• _Task statement_:
Below are the records; locate each line with the word "interpolated" and copy it.

• _Data entries_:
— START —

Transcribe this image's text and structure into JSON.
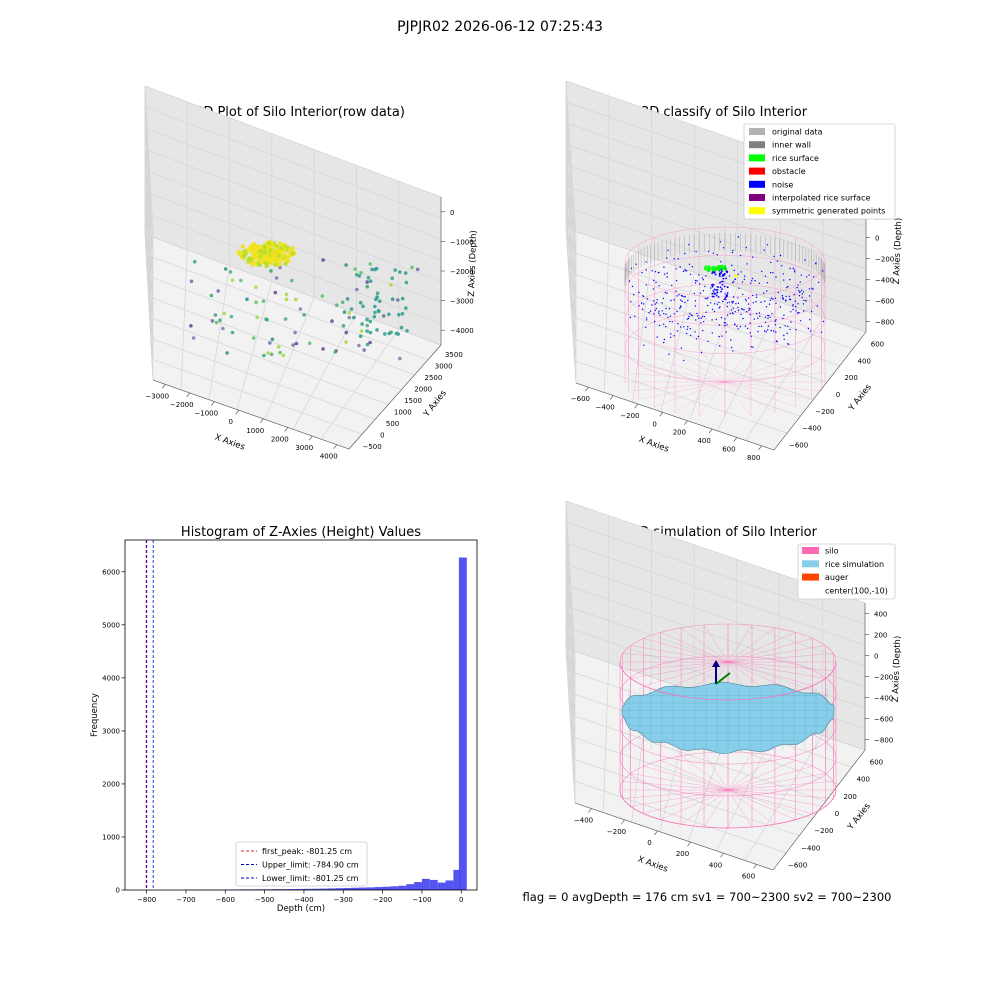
{
  "figure": {
    "suptitle": "PJPJR02 2026-06-12 07:25:43",
    "status_text": "flag = 0     avgDepth = 176 cm  sv1 = 700~2300  sv2 = 700~2300"
  },
  "colors": {
    "hist_bar": "#4b4bf0",
    "first_peak": "#d62728",
    "limits": "#0000cc",
    "silo": "#ff69b4",
    "rice": "#87ceeb",
    "auger": "#ff4500",
    "original": "#b3b3b3",
    "inner_wall": "#808080",
    "rice_surface": "#00ff00",
    "obstacle": "#ff0000",
    "noise": "#0000ff",
    "interpolated": "#800080",
    "symmetric": "#ffff00"
  },
  "chart_data": [
    {
      "type": "scatter",
      "title": "3D Plot of Silo Interior(row data)",
      "xlabel": "X Axies",
      "ylabel": "Y Axies",
      "zlabel": "Z Axies (Depth)",
      "xticks": [
        "−3000",
        "−2000",
        "−1000",
        "0",
        "1000",
        "2000",
        "3000",
        "4000"
      ],
      "yticks": [
        "−500",
        "0",
        "500",
        "1000",
        "1500",
        "2000",
        "2500",
        "3000",
        "3500"
      ],
      "zticks": [
        "−4000",
        "−3000",
        "−2000",
        "−1000",
        "0"
      ],
      "xlim": [
        -3300,
        4300
      ],
      "ylim": [
        -600,
        3600
      ],
      "zlim": [
        -4300,
        100
      ],
      "colormap": "viridis"
    },
    {
      "type": "scatter",
      "title": "3D classify of Silo Interior",
      "xlabel": "X Axies",
      "ylabel": "Y Axies",
      "zlabel": "Z Axies (Depth)",
      "xticks": [
        "−600",
        "−400",
        "−200",
        "0",
        "200",
        "400",
        "600",
        "800"
      ],
      "yticks": [
        "−600",
        "−400",
        "−200",
        "0",
        "200",
        "400",
        "600"
      ],
      "zticks": [
        "−800",
        "−600",
        "−400",
        "−200",
        "0",
        "200",
        "400"
      ],
      "xlim": [
        -650,
        850
      ],
      "ylim": [
        -650,
        650
      ],
      "zlim": [
        -900,
        450
      ],
      "legend": [
        "original data",
        "inner wall",
        "rice surface",
        "obstacle",
        "noise",
        "interpolated rice surface",
        "symmetric generated points"
      ],
      "legend_loc": "upper right"
    },
    {
      "type": "bar",
      "title": "Histogram of Z-Axies (Height) Values",
      "xlabel": "Depth (cm)",
      "ylabel": "Frequency",
      "xticks": [
        -800,
        -700,
        -600,
        -500,
        -400,
        -300,
        -200,
        -100,
        0
      ],
      "yticks": [
        0,
        1000,
        2000,
        3000,
        4000,
        5000,
        6000
      ],
      "xlim": [
        -855,
        40
      ],
      "ylim": [
        0,
        6600
      ],
      "bin_width": 20,
      "bin_starts": [
        -700,
        -680,
        -660,
        -640,
        -620,
        -600,
        -580,
        -560,
        -540,
        -520,
        -500,
        -480,
        -460,
        -440,
        -420,
        -400,
        -380,
        -360,
        -340,
        -320,
        -300,
        -280,
        -260,
        -240,
        -220,
        -200,
        -180,
        -160,
        -140,
        -120,
        -100,
        -80,
        -60,
        -40,
        -20
      ],
      "values": [
        8,
        8,
        8,
        8,
        8,
        10,
        10,
        12,
        12,
        14,
        14,
        16,
        16,
        18,
        20,
        22,
        24,
        26,
        30,
        34,
        38,
        42,
        46,
        50,
        56,
        62,
        70,
        80,
        110,
        150,
        210,
        190,
        140,
        180,
        380
      ],
      "extra_bin": {
        "start": 0,
        "end": 20,
        "value": 6270
      },
      "vlines": [
        {
          "label": "first_peak: -801.25 cm",
          "x": -801.25,
          "color_key": "first_peak"
        },
        {
          "label": "Upper_limit: -784.90 cm",
          "x": -784.9,
          "color_key": "limits"
        },
        {
          "label": "Lower_limit: -801.25 cm",
          "x": -801.25,
          "color_key": "limits"
        }
      ],
      "legend_loc": "lower center"
    },
    {
      "type": "scatter",
      "title": "3D simulation of Silo Interior",
      "xlabel": "X Axies",
      "ylabel": "Y Axies",
      "zlabel": "Z Axies (Depth)",
      "xticks": [
        "−400",
        "−200",
        "0",
        "200",
        "400",
        "600"
      ],
      "yticks": [
        "−600",
        "−400",
        "−200",
        "0",
        "200",
        "400",
        "600"
      ],
      "zticks": [
        "−800",
        "−600",
        "−400",
        "−200",
        "0",
        "200",
        "400"
      ],
      "xlim": [
        -550,
        750
      ],
      "ylim": [
        -700,
        700
      ],
      "zlim": [
        -900,
        450
      ],
      "legend": [
        "silo",
        "rice simulation",
        "auger",
        "center(100,-10)"
      ],
      "legend_loc": "upper right",
      "silo_radius": 600,
      "silo_center": [
        100,
        -10
      ],
      "rice_depth": -176
    }
  ]
}
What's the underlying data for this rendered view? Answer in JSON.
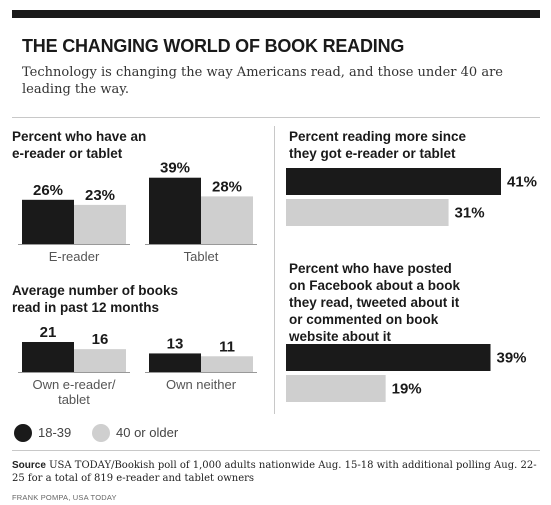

— END —

• _Completed exercise_:
    "interpolated": "#800080",
        "interpolated rice surface",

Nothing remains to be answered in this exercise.